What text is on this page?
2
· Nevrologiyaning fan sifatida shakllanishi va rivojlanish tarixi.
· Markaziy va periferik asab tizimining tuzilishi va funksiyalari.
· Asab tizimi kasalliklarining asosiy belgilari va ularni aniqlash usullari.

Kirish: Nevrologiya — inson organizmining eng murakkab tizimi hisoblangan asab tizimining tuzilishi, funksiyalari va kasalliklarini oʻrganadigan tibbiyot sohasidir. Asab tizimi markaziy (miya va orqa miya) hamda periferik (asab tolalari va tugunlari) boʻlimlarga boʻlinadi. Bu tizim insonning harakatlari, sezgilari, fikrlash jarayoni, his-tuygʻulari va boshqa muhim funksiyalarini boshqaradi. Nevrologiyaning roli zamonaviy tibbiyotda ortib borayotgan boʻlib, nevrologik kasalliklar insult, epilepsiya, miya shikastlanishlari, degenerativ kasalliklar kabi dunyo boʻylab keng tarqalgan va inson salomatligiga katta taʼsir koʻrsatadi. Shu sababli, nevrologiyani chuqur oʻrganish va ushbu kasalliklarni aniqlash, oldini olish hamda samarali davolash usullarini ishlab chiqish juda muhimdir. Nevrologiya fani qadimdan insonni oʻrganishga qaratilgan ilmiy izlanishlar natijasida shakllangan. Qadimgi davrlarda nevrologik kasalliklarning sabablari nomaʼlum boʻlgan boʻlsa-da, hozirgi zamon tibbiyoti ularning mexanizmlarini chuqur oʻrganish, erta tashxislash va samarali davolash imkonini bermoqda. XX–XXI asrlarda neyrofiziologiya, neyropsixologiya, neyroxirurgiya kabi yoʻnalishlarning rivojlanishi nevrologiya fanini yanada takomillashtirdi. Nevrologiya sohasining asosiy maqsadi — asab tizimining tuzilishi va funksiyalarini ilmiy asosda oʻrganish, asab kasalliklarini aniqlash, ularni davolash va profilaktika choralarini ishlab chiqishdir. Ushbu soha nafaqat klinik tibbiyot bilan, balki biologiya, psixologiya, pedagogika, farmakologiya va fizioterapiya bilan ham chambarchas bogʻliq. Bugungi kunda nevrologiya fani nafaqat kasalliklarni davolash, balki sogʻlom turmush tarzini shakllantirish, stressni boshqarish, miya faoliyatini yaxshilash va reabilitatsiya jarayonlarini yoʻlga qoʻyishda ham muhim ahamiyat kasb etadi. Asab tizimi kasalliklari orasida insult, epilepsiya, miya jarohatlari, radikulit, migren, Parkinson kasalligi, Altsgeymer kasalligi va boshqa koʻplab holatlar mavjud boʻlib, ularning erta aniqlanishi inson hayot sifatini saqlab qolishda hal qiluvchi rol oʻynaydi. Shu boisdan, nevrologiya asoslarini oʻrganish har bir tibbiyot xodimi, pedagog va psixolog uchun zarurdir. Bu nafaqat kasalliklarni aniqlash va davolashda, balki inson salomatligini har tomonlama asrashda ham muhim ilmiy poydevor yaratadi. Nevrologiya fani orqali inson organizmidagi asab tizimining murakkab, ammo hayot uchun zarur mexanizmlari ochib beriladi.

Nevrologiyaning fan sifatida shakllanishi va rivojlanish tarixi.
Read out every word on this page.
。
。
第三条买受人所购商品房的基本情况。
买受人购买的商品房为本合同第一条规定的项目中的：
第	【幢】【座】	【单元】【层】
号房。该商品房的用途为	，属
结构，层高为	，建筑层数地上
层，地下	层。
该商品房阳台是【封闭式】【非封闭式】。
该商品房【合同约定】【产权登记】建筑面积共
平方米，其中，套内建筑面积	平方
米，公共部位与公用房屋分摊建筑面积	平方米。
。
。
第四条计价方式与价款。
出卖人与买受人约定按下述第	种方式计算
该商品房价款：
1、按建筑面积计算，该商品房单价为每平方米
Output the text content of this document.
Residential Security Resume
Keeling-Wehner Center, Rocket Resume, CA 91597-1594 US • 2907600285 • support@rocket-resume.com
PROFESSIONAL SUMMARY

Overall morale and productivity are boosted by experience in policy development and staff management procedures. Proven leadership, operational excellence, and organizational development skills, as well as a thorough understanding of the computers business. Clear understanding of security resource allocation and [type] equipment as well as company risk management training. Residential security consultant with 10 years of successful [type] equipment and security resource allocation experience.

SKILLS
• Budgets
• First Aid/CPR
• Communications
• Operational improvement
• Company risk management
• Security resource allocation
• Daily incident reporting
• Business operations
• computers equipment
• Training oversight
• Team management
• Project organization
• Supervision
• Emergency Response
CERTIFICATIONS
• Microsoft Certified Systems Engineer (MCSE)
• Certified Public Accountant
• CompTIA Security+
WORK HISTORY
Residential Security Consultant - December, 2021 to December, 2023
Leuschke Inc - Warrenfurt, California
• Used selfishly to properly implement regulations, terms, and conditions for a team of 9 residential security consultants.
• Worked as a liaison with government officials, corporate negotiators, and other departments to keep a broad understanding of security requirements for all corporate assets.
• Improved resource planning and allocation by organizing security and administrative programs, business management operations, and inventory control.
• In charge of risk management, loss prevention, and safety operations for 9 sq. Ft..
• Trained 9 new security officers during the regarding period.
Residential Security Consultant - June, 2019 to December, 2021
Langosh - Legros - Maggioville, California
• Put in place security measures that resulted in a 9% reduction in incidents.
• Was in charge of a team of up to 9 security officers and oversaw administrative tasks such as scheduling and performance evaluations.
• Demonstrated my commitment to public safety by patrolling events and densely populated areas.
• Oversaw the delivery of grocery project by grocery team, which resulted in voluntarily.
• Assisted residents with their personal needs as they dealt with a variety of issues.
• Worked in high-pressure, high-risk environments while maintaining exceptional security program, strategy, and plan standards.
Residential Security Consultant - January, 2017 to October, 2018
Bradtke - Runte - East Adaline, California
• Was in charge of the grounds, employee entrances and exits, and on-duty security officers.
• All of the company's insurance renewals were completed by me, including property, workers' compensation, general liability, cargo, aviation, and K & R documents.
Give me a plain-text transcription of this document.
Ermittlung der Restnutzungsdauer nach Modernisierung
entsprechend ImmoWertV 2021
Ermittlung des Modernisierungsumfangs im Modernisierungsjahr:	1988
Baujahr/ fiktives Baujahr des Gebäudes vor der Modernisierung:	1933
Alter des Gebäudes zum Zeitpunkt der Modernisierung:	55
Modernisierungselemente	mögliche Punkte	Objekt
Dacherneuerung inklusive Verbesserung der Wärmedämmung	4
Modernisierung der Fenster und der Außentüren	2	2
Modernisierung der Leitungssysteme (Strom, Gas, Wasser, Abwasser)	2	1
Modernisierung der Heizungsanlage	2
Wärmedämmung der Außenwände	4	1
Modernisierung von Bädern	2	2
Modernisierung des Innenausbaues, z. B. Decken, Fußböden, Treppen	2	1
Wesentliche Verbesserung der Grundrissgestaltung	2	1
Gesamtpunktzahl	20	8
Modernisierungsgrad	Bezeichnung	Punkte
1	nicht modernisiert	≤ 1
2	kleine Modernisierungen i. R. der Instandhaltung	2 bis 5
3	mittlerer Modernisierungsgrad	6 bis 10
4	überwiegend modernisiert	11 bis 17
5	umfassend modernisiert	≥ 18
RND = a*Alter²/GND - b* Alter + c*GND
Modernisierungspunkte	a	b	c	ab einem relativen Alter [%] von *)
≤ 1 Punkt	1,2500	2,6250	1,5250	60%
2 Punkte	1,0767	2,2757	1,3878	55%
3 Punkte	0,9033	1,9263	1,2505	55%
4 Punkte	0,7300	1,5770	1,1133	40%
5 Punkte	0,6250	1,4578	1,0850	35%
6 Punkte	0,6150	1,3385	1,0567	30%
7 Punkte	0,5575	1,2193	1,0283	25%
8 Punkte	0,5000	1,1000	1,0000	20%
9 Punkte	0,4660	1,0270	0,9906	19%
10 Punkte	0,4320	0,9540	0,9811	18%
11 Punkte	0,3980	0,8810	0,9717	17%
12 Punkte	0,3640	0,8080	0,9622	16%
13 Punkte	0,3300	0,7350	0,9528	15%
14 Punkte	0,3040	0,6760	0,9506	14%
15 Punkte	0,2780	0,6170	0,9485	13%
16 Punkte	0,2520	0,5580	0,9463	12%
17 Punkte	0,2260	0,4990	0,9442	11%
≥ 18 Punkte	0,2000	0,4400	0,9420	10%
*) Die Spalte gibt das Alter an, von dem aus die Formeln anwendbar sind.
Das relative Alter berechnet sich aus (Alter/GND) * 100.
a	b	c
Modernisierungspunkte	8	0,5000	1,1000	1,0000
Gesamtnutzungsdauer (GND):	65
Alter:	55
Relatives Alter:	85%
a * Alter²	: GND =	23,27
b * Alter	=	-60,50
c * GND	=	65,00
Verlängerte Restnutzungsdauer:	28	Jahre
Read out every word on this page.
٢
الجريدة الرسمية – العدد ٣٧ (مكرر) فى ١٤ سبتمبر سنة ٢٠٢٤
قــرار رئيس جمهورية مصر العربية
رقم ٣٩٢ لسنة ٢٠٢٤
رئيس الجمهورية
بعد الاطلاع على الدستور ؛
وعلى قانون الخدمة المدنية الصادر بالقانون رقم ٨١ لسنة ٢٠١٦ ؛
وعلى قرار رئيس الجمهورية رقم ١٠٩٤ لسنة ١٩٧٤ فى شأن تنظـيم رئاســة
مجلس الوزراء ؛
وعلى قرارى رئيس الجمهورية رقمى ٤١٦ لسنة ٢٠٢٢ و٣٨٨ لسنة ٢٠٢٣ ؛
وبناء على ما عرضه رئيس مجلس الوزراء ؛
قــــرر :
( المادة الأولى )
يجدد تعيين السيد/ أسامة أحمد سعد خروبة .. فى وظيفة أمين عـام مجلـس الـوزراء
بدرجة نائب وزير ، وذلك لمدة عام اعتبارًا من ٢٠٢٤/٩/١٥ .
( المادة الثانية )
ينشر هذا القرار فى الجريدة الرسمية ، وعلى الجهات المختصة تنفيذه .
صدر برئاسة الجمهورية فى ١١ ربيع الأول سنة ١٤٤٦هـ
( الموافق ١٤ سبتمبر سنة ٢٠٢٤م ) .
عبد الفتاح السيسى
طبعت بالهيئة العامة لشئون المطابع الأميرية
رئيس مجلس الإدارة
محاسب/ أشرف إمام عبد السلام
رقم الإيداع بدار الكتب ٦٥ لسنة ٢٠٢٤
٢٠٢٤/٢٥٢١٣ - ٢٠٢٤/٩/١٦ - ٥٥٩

_WORK INSTRUCTIONS_
Lines of the material that contain the word "resource" are to be gathered.

_RESPONSE TO THIS EXERCISE_
Overall morale and productivity are boosted by experience in policy development and staff management procedures. Proven leadership, operational excellence, and organizational development skills, as well as a thorough understanding of the computers business. Clear understanding of security resource allocation and [type] equipment as well as company risk management training. Residential security consultant with 10 years of successful [type] equipment and security resource allocation experience.
• Security resource allocation
• Improved resource planning and allocation by organizing security and administrative programs, business management operations, and inventory control.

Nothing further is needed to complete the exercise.